| 网页节选 |

______________________________

POJ2586 Y2K Accounting Bug

POJ 2586  Y2K Accounting Bug

Description

Accounting for Computer Machinists (ACM) has sufferred from the Y2K bug and lost some vital data for preparing annual report for MS Inc.
All what they remember is that MS Inc. posted a surplus or a deficit each month of 1999 and each month when MS Inc. posted surplus, the amount of surplus was s and each month when MS Inc. posted deficit, the deficit was d. They do not remember which or how many months posted surplus or deficit. MS Inc., unlike other companies, posts their earnings for each consecutive 5 months during a year. ACM knows that each of these 8 postings reported a deficit but they do not know how much. The chief accountant is almost sure that MS Inc. was about to post surplus for the entire year of 1999. Almost but not quite.

Write a program, which decides whether MS Inc. suffered a deficit during 1999, or if a surplus for 1999 was possible, what is the maximum amount of surplus that they can post.

Input

Input is a sequence of lines, each containing two positive integers s and d.

Output

For each line of input, output one line containing either a single integer giving the amount of surplus for the entire year, or output Deficit if it is impossible.

______________________________

| 数据摘录 |
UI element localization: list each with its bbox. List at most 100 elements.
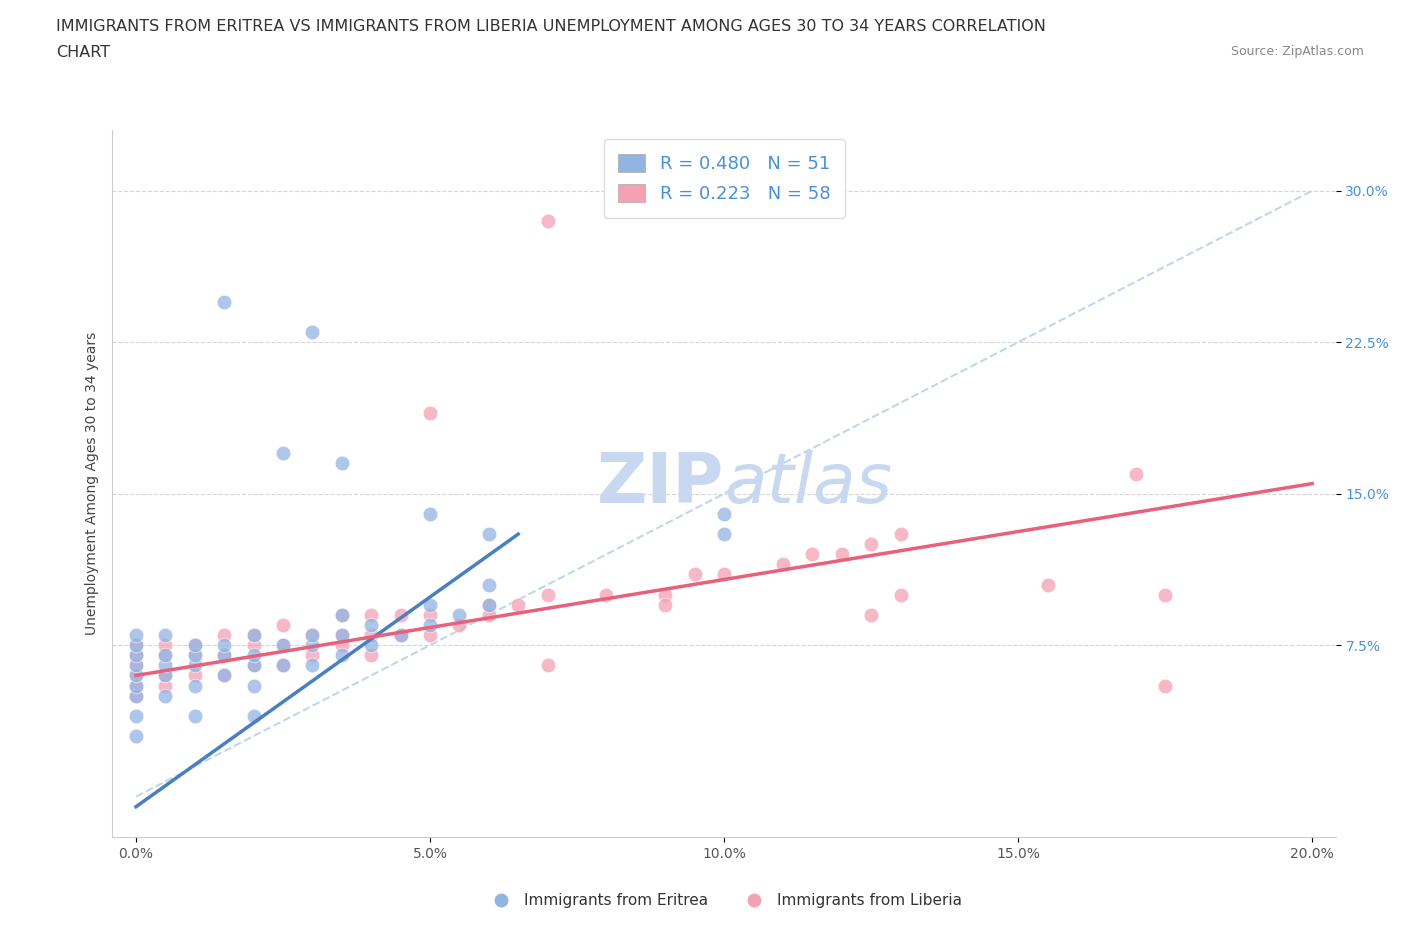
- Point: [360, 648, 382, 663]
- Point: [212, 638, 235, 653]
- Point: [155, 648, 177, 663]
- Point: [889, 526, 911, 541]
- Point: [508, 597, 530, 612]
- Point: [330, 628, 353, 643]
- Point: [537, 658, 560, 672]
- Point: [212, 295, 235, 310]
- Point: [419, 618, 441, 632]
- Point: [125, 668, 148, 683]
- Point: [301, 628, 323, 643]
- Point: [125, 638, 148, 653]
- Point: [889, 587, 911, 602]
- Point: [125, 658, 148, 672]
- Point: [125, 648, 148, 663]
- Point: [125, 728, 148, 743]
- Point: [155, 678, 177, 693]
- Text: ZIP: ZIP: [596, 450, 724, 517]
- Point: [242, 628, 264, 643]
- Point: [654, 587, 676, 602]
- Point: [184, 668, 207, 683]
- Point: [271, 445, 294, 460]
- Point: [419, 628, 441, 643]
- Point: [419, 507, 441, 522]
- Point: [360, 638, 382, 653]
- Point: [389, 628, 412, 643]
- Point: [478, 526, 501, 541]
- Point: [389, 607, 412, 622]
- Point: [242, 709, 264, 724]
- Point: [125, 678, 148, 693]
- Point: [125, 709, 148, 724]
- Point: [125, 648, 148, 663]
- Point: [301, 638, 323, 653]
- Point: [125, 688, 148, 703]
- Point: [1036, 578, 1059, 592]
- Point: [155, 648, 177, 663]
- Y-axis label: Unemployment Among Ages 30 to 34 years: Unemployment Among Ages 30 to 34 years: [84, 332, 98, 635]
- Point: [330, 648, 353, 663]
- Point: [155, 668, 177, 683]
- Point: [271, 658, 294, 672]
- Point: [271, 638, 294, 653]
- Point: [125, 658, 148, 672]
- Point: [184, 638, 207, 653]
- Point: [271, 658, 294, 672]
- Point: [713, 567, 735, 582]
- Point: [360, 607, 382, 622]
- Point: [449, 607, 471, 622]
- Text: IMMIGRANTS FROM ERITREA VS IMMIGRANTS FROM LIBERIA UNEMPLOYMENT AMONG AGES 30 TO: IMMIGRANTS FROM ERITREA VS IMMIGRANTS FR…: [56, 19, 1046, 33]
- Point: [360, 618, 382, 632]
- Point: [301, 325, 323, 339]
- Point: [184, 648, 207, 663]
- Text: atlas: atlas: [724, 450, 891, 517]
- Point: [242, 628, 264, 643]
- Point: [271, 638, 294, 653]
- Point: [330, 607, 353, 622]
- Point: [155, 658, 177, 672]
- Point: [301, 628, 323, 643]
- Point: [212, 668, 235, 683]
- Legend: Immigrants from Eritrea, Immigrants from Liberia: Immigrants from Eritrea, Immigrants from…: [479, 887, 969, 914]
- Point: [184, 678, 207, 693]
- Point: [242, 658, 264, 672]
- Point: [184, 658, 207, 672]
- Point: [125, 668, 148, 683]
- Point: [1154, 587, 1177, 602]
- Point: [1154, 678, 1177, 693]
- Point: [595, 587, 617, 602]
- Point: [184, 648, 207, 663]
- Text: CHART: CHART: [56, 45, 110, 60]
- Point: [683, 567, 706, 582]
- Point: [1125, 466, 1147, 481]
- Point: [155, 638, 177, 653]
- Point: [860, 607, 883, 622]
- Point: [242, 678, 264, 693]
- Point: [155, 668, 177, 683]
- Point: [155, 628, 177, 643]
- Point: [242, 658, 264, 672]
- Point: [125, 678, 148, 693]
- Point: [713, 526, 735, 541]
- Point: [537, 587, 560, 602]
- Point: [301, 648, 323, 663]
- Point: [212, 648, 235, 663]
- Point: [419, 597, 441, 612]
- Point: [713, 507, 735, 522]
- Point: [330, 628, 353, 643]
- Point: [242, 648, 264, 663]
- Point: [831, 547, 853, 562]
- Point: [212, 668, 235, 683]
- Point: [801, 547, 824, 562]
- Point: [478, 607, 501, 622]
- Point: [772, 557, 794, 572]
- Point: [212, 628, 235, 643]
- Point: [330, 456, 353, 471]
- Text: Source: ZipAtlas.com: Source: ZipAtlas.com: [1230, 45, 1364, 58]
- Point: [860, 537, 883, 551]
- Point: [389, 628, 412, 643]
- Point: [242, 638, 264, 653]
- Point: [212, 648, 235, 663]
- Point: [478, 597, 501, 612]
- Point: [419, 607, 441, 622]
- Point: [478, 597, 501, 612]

______________________________

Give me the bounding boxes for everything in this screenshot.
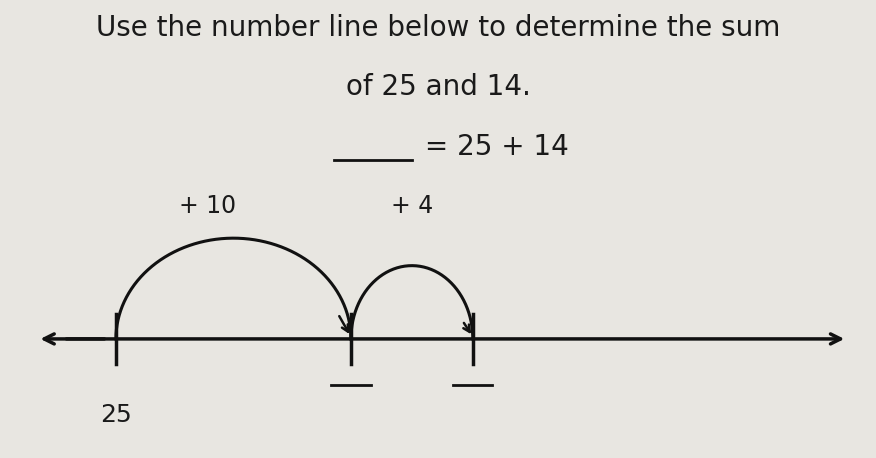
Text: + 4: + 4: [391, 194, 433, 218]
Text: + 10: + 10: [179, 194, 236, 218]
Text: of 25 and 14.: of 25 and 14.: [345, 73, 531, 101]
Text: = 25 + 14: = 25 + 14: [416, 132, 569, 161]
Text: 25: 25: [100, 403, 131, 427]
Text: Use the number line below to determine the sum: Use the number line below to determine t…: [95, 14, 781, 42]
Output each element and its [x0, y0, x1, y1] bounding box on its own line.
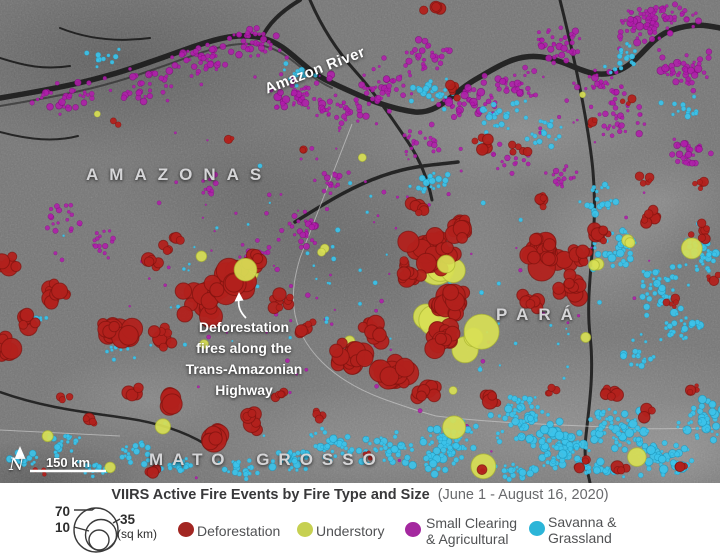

______________________________

| 待办事项 |
1. 能否从这篇 Y2K 记账错误题目的网页节选中，原样摘出从“For each line”到“it is impossible.”的那一段？
2. 能否把列表里从包含“UI element localization: list”的那一行到包含“- Point: [713, 567, 735, 582]”的那一行（首尾两行均算在内）放进一个 Markdown 表格，两列分别命名为“序号”和“行内容”？请略去空行，也不要把图片放进答案。

| 答案如下 |
1.
For each line of input, output one line containing either a single integer giving the amount of surplus for the entire year, or output Deficit if it is impossible.

2.
| 序号 | 行内容 |
|---|---|
| 1 | UI element localization: list each with its bbox. List at most 100 elements. |
| 2 | - Point: [360, 648, 382, 663] |
| 3 | - Point: [212, 638, 235, 653] |
| 4 | - Point: [155, 648, 177, 663] |
| 5 | - Point: [889, 526, 911, 541] |
| 6 | - Point: [508, 597, 530, 612] |
| 7 | - Point: [330, 628, 353, 643] |
| 8 | - Point: [537, 658, 560, 672] |
| 9 | - Point: [212, 295, 235, 310] |
| 10 | - Point: [419, 618, 441, 632] |
| 11 | - Point: [125, 668, 148, 683] |
| 12 | - Point: [301, 628, 323, 643] |
| 13 | - Point: [125, 638, 148, 653] |
| 14 | - Point: [889, 587, 911, 602] |
| 15 | - Point: [125, 658, 148, 672] |
| 16 | - Point: [125, 648, 148, 663] |
| 17 | - Point: [125, 728, 148, 743] |
| 18 | - Point: [155, 678, 177, 693] |
| 19 | - Text: ZIP: ZIP: [596, 450, 724, 517] |
| 20 | - Point: [242, 628, 264, 643] |
| 21 | - Point: [654, 587, 676, 602] |
| 22 | - Point: [184, 668, 207, 683] |
| 23 | - Point: [271, 445, 294, 460] |
| 24 | - Point: [419, 628, 441, 643] |
| 25 | - Point: [419, 507, 441, 522] |
| 26 | - Point: [360, 638, 382, 653] |
| 27 | - Point: [389, 628, 412, 643] |
| 28 | - Point: [478, 526, 501, 541] |
| 29 | - Point: [389, 607, 412, 622] |
| 30 | - Point: [242, 709, 264, 724] |
| 31 | - Point: [125, 678, 148, 693] |
| 32 | - Point: [125, 709, 148, 724] |
| 33 | - Point: [125, 648, 148, 663] |
| 34 | - Point: [301, 638, 323, 653] |
| 35 | - Point: [125, 688, 148, 703] |
| 36 | - Point: [1036, 578, 1059, 592] |
| 37 | - Point: [155, 648, 177, 663] |
| 38 | - Y-axis label: Unemployment Among Ages 30 to 34 years: Unemployment Among Ages 30 to 34 years: [84, 332, 98, 635] |
| 39 | - Point: [330, 648, 353, 663] |
| 40 | - Point: [155, 668, 177, 683] |
| 41 | - Point: [271, 658, 294, 672] |
| 42 | - Point: [271, 638, 294, 653] |
| 43 | - Point: [125, 658, 148, 672] |
| 44 | - Point: [184, 638, 207, 653] |
| 45 | - Point: [271, 658, 294, 672] |
| 46 | - Point: [713, 567, 735, 582] |